_THE EXERCISE_
Would you copy only the lines below, from the one containing "OCR this image." through the very last one, leaving the pictures out?

################

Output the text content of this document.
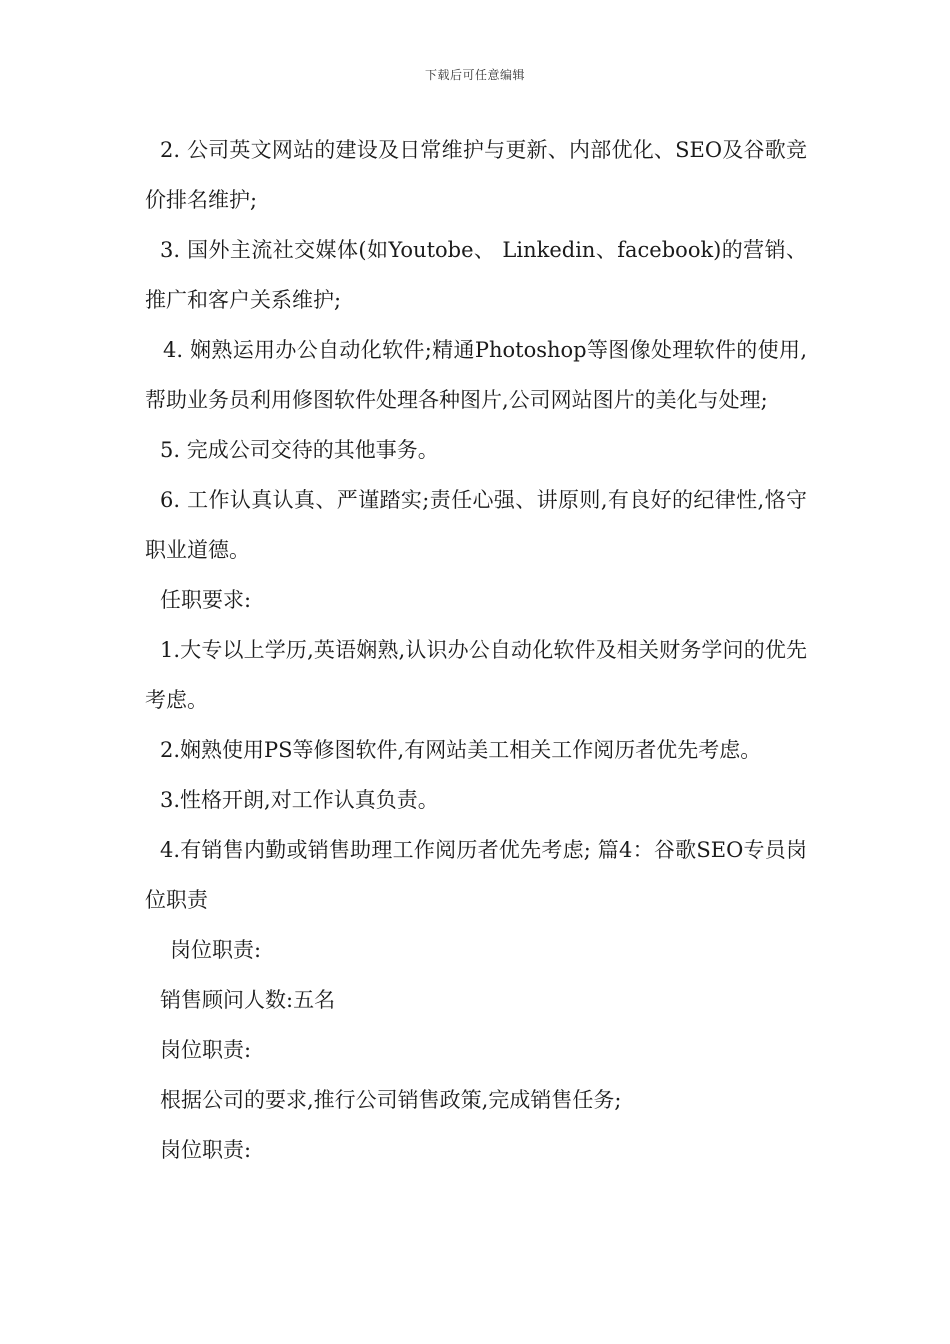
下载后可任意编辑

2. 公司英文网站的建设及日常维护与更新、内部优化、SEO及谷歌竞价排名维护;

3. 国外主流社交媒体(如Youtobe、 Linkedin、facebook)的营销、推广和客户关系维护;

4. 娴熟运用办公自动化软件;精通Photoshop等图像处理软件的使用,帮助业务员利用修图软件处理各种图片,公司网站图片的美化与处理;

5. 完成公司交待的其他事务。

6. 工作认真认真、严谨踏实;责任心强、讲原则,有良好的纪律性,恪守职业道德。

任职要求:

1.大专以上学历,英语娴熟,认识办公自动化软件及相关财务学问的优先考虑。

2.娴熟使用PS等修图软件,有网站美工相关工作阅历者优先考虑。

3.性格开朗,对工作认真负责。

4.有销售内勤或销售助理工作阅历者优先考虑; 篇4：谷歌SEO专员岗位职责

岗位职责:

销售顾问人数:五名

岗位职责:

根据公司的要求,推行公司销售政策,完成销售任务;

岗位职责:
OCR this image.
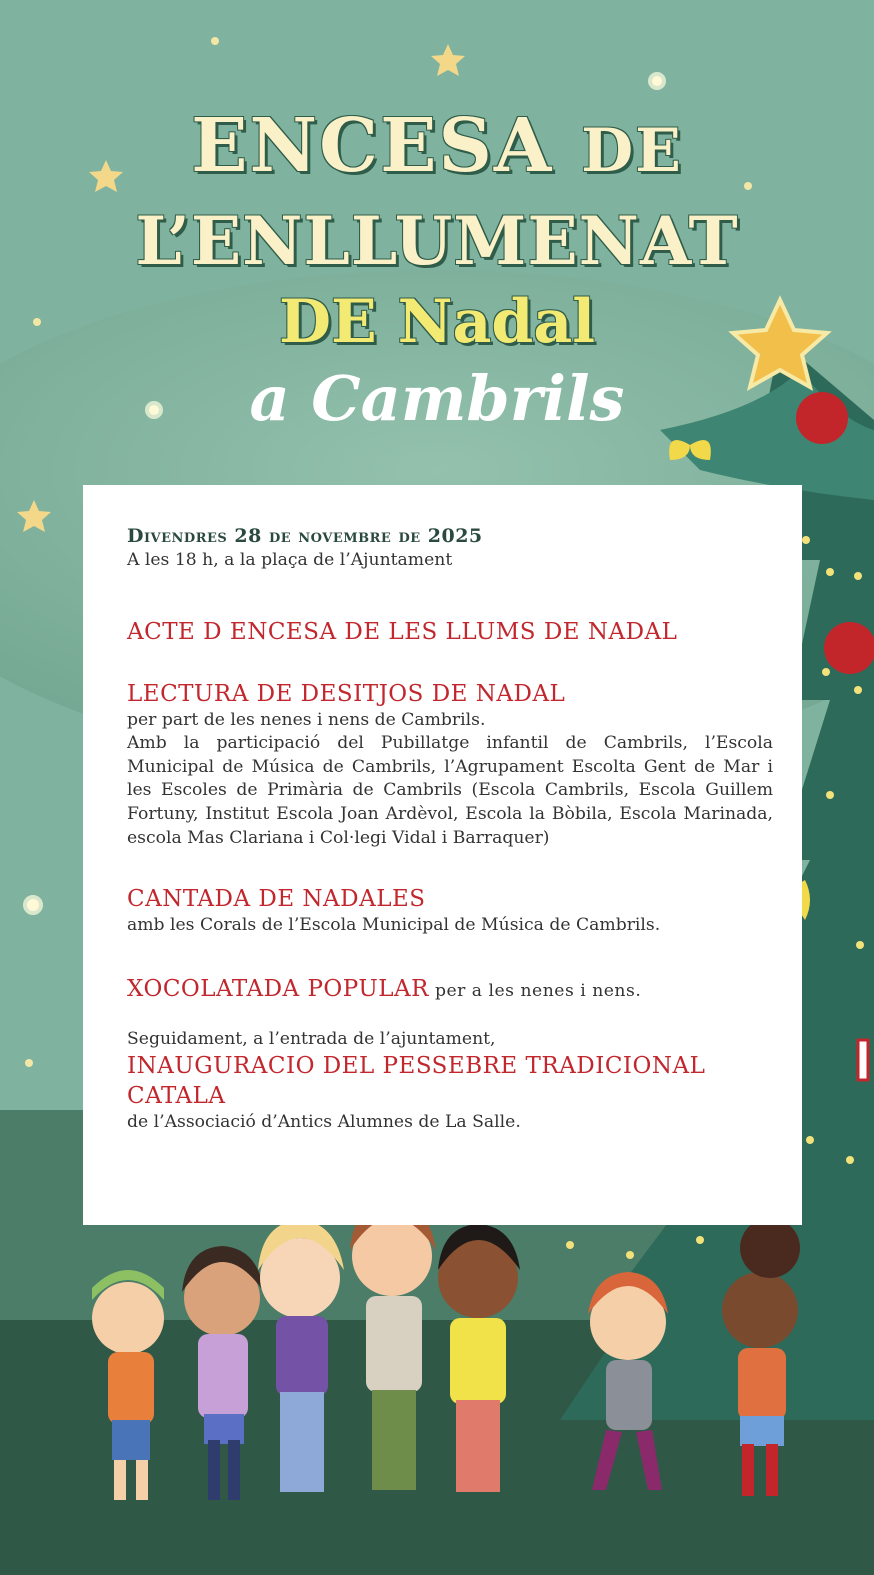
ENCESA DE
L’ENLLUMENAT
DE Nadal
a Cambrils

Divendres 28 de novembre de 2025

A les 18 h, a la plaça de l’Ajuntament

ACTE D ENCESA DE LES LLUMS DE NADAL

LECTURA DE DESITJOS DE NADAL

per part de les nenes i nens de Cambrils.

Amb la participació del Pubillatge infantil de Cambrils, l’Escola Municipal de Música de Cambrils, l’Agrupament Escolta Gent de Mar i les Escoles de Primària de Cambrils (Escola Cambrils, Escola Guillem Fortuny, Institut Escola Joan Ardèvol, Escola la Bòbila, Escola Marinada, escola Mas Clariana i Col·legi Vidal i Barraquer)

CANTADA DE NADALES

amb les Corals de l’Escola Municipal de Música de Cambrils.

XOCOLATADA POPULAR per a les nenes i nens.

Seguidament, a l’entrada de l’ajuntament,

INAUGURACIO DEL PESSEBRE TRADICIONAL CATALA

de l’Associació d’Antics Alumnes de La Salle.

################

_OUTPUT FOR THIS TASK_
OCR this image.
ENCESA DE
L’ENLLUMENAT
DE Nadal
a Cambrils

Divendres 28 de novembre de 2025

A les 18 h, a la plaça de l’Ajuntament

ACTE D ENCESA DE LES LLUMS DE NADAL

LECTURA DE DESITJOS DE NADAL

per part de les nenes i nens de Cambrils.

Amb la participació del Pubillatge infantil de Cambrils, l’Escola Municipal de Música de Cambrils, l’Agrupament Escolta Gent de Mar i les Escoles de Primària de Cambrils (Escola Cambrils, Escola Guillem Fortuny, Institut Escola Joan Ardèvol, Escola la Bòbila, Escola Marinada, escola Mas Clariana i Col·legi Vidal i Barraquer)

CANTADA DE NADALES

amb les Corals de l’Escola Municipal de Música de Cambrils.

XOCOLATADA POPULAR per a les nenes i nens.

Seguidament, a l’entrada de l’ajuntament,

INAUGURACIO DEL PESSEBRE TRADICIONAL CATALA

de l’Associació d’Antics Alumnes de La Salle.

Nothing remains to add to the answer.